_Instructions for the task_: Only a number is wanted here: the number of lines of the data that include "them".

(Entries taken from a collection)
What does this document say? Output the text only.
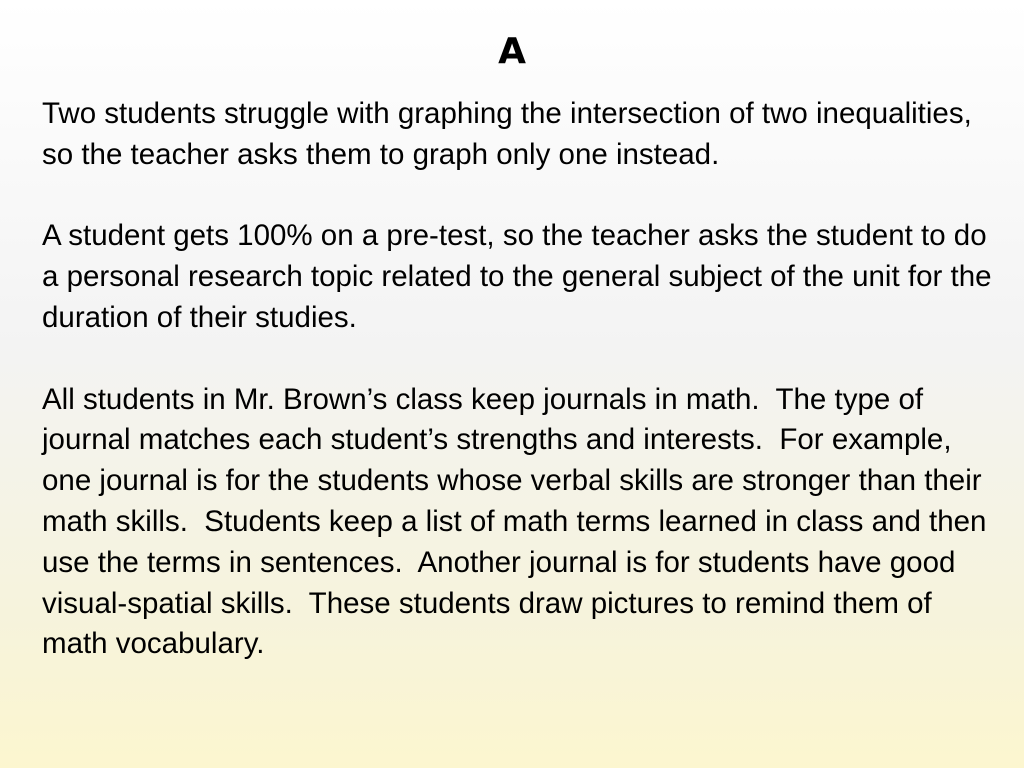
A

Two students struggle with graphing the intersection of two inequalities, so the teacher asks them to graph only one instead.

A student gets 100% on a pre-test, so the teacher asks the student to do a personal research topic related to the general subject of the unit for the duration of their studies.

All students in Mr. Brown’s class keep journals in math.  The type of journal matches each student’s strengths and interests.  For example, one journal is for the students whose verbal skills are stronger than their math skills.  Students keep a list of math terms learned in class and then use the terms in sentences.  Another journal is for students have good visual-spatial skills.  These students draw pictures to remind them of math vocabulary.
...
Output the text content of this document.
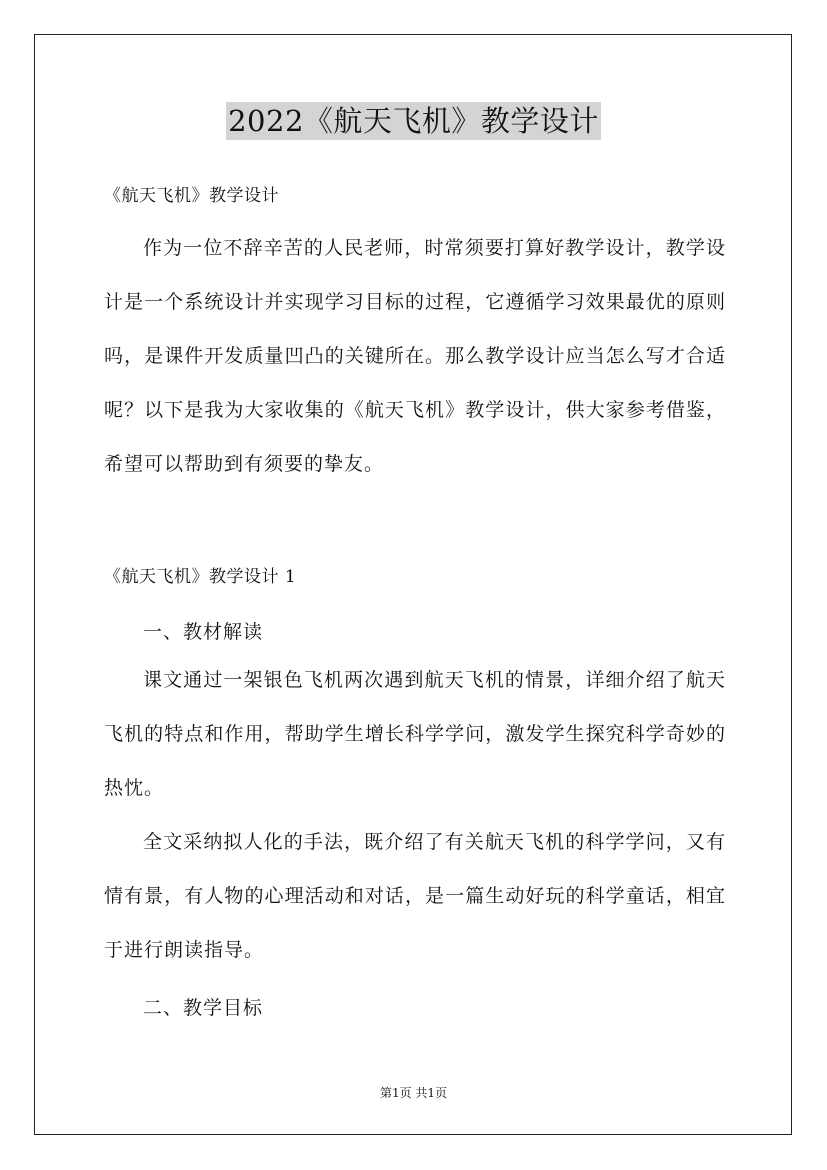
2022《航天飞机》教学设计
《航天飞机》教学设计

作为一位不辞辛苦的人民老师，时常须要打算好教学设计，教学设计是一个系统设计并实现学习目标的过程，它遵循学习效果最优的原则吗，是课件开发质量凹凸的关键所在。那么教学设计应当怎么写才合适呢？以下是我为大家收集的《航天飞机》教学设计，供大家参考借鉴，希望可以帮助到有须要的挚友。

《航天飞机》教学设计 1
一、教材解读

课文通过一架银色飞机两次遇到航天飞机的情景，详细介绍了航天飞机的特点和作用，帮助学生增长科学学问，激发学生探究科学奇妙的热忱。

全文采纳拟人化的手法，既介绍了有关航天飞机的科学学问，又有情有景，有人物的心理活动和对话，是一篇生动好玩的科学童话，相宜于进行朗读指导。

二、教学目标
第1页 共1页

_Completed task_: 2